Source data
** start **

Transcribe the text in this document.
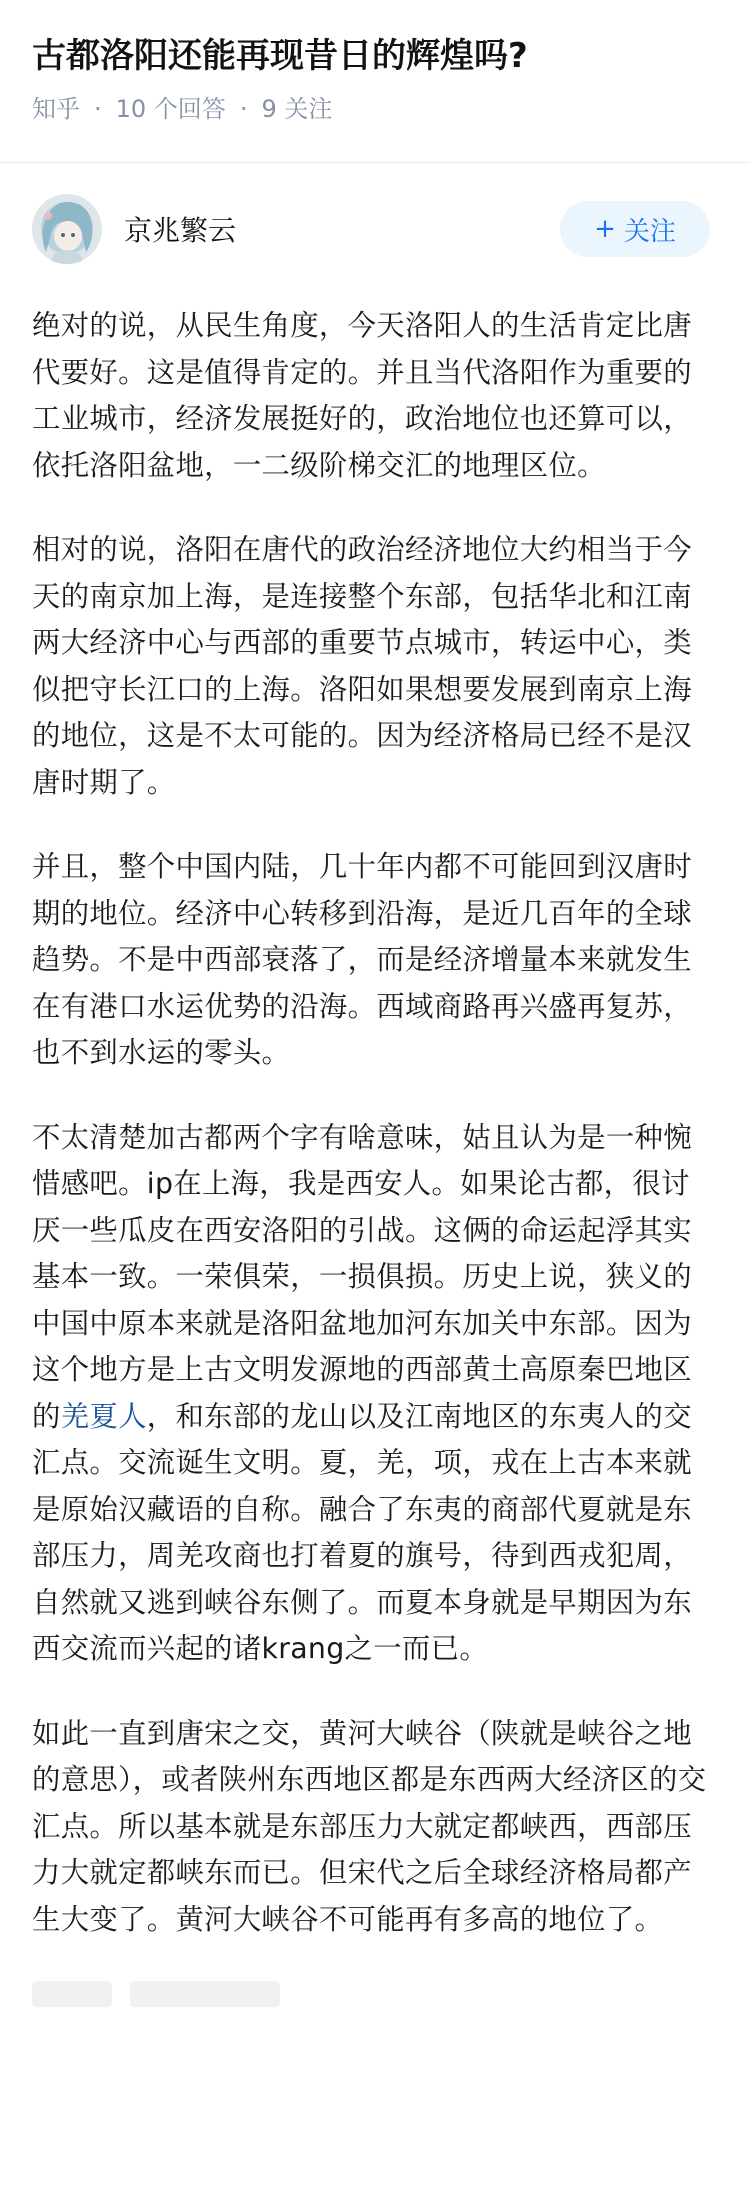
古都洛阳还能再现昔日的辉煌吗?
知乎 · 10 个回答 · 9 关注
京兆繁云	+ 关注

绝对的说，从民生角度，今天洛阳人的生活肯定比唐代要好。这是值得肯定的。并且当代洛阳作为重要的工业城市，经济发展挺好的，政治地位也还算可以，依托洛阳盆地，一二级阶梯交汇的地理区位。

相对的说，洛阳在唐代的政治经济地位大约相当于今天的南京加上海，是连接整个东部，包括华北和江南两大经济中心与西部的重要节点城市，转运中心，类似把守长江口的上海。洛阳如果想要发展到南京上海的地位，这是不太可能的。因为经济格局已经不是汉唐时期了。

并且，整个中国内陆，几十年内都不可能回到汉唐时期的地位。经济中心转移到沿海，是近几百年的全球趋势。不是中西部衰落了，而是经济增量本来就发生在有港口水运优势的沿海。西域商路再兴盛再复苏，也不到水运的零头。

不太清楚加古都两个字有啥意味，姑且认为是一种惋惜感吧。ip在上海，我是西安人。如果论古都，很讨厌一些瓜皮在西安洛阳的引战。这俩的命运起浮其实基本一致。一荣俱荣，一损俱损。历史上说，狭义的中国中原本来就是洛阳盆地加河东加关中东部。因为这个地方是上古文明发源地的西部黄土高原秦巴地区的羌夏人，和东部的龙山以及江南地区的东夷人的交汇点。交流诞生文明。夏，羌，项，戎在上古本来就是原始汉藏语的自称。融合了东夷的商部代夏就是东部压力，周羌攻商也打着夏的旗号，待到西戎犯周，自然就又逃到峡谷东侧了。而夏本身就是早期因为东西交流而兴起的诸krang之一而已。

如此一直到唐宋之交，黄河大峡谷（陕就是峡谷之地的意思），或者陕州东西地区都是东西两大经济区的交汇点。所以基本就是东部压力大就定都峡西，西部压力大就定都峡东而已。但宋代之后全球经济格局都产生大变了。黄河大峡谷不可能再有多高的地位了。
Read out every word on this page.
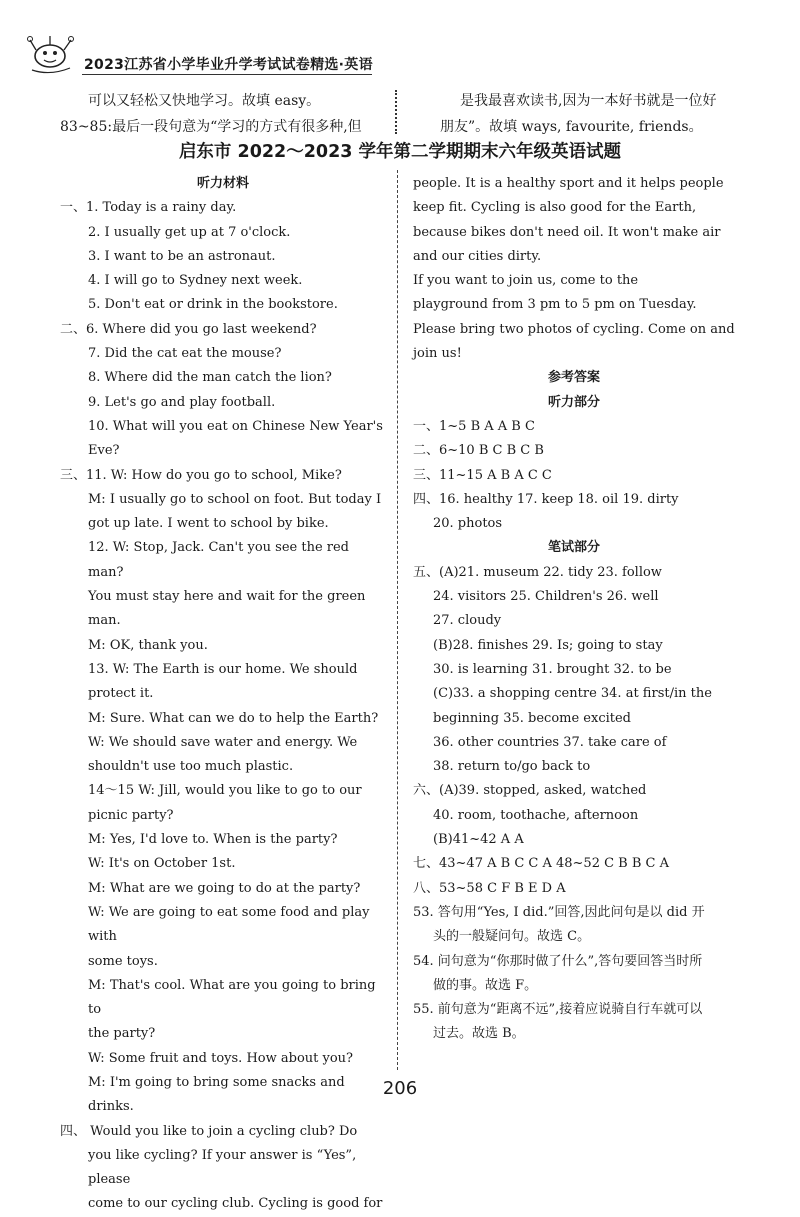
2023江苏省小学毕业升学考试试卷精选·英语

可以又轻松又快地学习。故填 easy。

83~85:最后一段句意为“学习的方式有很多种,但

是我最喜欢读书,因为一本好书就是一位好

朋友”。故填 ways, favourite, friends。

启东市 2022～2023 学年第二学期期末六年级英语试题

听力材料

一、1. Today is a rainy day.

2. I usually get up at 7 o'clock.

3. I want to be an astronaut.

4. I will go to Sydney next week.

5. Don't eat or drink in the bookstore.

二、6. Where did you go last weekend?

7. Did the cat eat the mouse?

8. Where did the man catch the lion?

9. Let's go and play football.

10. What will you eat on Chinese New Year's

Eve?

三、11. W: How do you go to school, Mike?

M: I usually go to school on foot. But today I

got up late. I went to school by bike.

12. W: Stop, Jack. Can't you see the red man?

You must stay here and wait for the green man.

M: OK, thank you.

13. W: The Earth is our home. We should

protect it.

M: Sure. What can we do to help the Earth?

W: We should save water and energy. We

shouldn't use too much plastic.

14～15 W: Jill, would you like to go to our

picnic party?

M: Yes, I'd love to. When is the party?

W: It's on October 1st.

M: What are we going to do at the party?

W: We are going to eat some food and play with

some toys.

M: That's cool. What are you going to bring to

the party?

W: Some fruit and toys. How about you?

M: I'm going to bring some snacks and drinks.

四、 Would you like to join a cycling club? Do

you like cycling? If your answer is “Yes”, please

come to our cycling club. Cycling is good for

people. It is a healthy sport and it helps people

keep fit. Cycling is also good for the Earth,

because bikes don't need oil. It won't make air

and our cities dirty.

If you want to join us, come to the

playground from 3 pm to 5 pm on Tuesday.

Please bring two photos of cycling. Come on and

join us!

参考答案

听力部分

一、1~5 B A A B C

二、6~10 B C B C B

三、11~15 A B A C C

四、16. healthy 17. keep 18. oil 19. dirty

20. photos

笔试部分

五、(A)21. museum 22. tidy 23. follow

24. visitors 25. Children's 26. well

27. cloudy

(B)28. finishes 29. Is; going to stay

30. is learning 31. brought 32. to be

(C)33. a shopping centre 34. at first/in the

beginning 35. become excited

36. other countries 37. take care of

38. return to/go back to

六、(A)39. stopped, asked, watched

40. room, toothache, afternoon

(B)41~42 A A

七、43~47 A B C C A 48~52 C B B C A

八、53~58 C F B E D A

53. 答句用“Yes, I did.”回答,因此问句是以 did 开

头的一般疑问句。故选 C。

54. 问句意为“你那时做了什么”,答句要回答当时所

做的事。故选 F。

55. 前句意为“距离不远”,接着应说骑自行车就可以

过去。故选 B。

206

** end **

Given exercise >> Reproduce the entries above word for word. Pictures stay out.

Result for this exercise >>
Transcribe the text in this document.
古都洛阳还能再现昔日的辉煌吗?
知乎 · 10 个回答 · 9 关注
京兆繁云	+ 关注

绝对的说，从民生角度，今天洛阳人的生活肯定比唐代要好。这是值得肯定的。并且当代洛阳作为重要的工业城市，经济发展挺好的，政治地位也还算可以，依托洛阳盆地，一二级阶梯交汇的地理区位。

相对的说，洛阳在唐代的政治经济地位大约相当于今天的南京加上海，是连接整个东部，包括华北和江南两大经济中心与西部的重要节点城市，转运中心，类似把守长江口的上海。洛阳如果想要发展到南京上海的地位，这是不太可能的。因为经济格局已经不是汉唐时期了。

并且，整个中国内陆，几十年内都不可能回到汉唐时期的地位。经济中心转移到沿海，是近几百年的全球趋势。不是中西部衰落了，而是经济增量本来就发生在有港口水运优势的沿海。西域商路再兴盛再复苏，也不到水运的零头。

不太清楚加古都两个字有啥意味，姑且认为是一种惋惜感吧。ip在上海，我是西安人。如果论古都，很讨厌一些瓜皮在西安洛阳的引战。这俩的命运起浮其实基本一致。一荣俱荣，一损俱损。历史上说，狭义的中国中原本来就是洛阳盆地加河东加关中东部。因为这个地方是上古文明发源地的西部黄土高原秦巴地区的羌夏人，和东部的龙山以及江南地区的东夷人的交汇点。交流诞生文明。夏，羌，项，戎在上古本来就是原始汉藏语的自称。融合了东夷的商部代夏就是东部压力，周羌攻商也打着夏的旗号，待到西戎犯周，自然就又逃到峡谷东侧了。而夏本身就是早期因为东西交流而兴起的诸krang之一而已。

如此一直到唐宋之交，黄河大峡谷（陕就是峡谷之地的意思），或者陕州东西地区都是东西两大经济区的交汇点。所以基本就是东部压力大就定都峡西，西部压力大就定都峡东而已。但宋代之后全球经济格局都产生大变了。黄河大峡谷不可能再有多高的地位了。
Read out every word on this page.
2023江苏省小学毕业升学考试试卷精选·英语

可以又轻松又快地学习。故填 easy。

83~85:最后一段句意为“学习的方式有很多种,但

是我最喜欢读书,因为一本好书就是一位好

朋友”。故填 ways, favourite, friends。

启东市 2022～2023 学年第二学期期末六年级英语试题

听力材料

一、1. Today is a rainy day.

2. I usually get up at 7 o'clock.

3. I want to be an astronaut.

4. I will go to Sydney next week.

5. Don't eat or drink in the bookstore.

二、6. Where did you go last weekend?

7. Did the cat eat the mouse?

8. Where did the man catch the lion?

9. Let's go and play football.

10. What will you eat on Chinese New Year's

Eve?

三、11. W: How do you go to school, Mike?

M: I usually go to school on foot. But today I

got up late. I went to school by bike.

12. W: Stop, Jack. Can't you see the red man?

You must stay here and wait for the green man.

M: OK, thank you.

13. W: The Earth is our home. We should

protect it.

M: Sure. What can we do to help the Earth?

W: We should save water and energy. We

shouldn't use too much plastic.

14～15 W: Jill, would you like to go to our

picnic party?

M: Yes, I'd love to. When is the party?

W: It's on October 1st.

M: What are we going to do at the party?

W: We are going to eat some food and play with

some toys.

M: That's cool. What are you going to bring to

the party?

W: Some fruit and toys. How about you?

M: I'm going to bring some snacks and drinks.

四、 Would you like to join a cycling club? Do

you like cycling? If your answer is “Yes”, please

come to our cycling club. Cycling is good for

people. It is a healthy sport and it helps people

keep fit. Cycling is also good for the Earth,

because bikes don't need oil. It won't make air

and our cities dirty.

If you want to join us, come to the

playground from 3 pm to 5 pm on Tuesday.

Please bring two photos of cycling. Come on and

join us!

参考答案

听力部分

一、1~5 B A A B C

二、6~10 B C B C B

三、11~15 A B A C C

四、16. healthy 17. keep 18. oil 19. dirty

20. photos

笔试部分

五、(A)21. museum 22. tidy 23. follow

24. visitors 25. Children's 26. well

27. cloudy

(B)28. finishes 29. Is; going to stay

30. is learning 31. brought 32. to be

(C)33. a shopping centre 34. at first/in the

beginning 35. become excited

36. other countries 37. take care of

38. return to/go back to

六、(A)39. stopped, asked, watched

40. room, toothache, afternoon

(B)41~42 A A

七、43~47 A B C C A 48~52 C B B C A

八、53~58 C F B E D A

53. 答句用“Yes, I did.”回答,因此问句是以 did 开

头的一般疑问句。故选 C。

54. 问句意为“你那时做了什么”,答句要回答当时所

做的事。故选 F。

55. 前句意为“距离不远”,接着应说骑自行车就可以

过去。故选 B。

206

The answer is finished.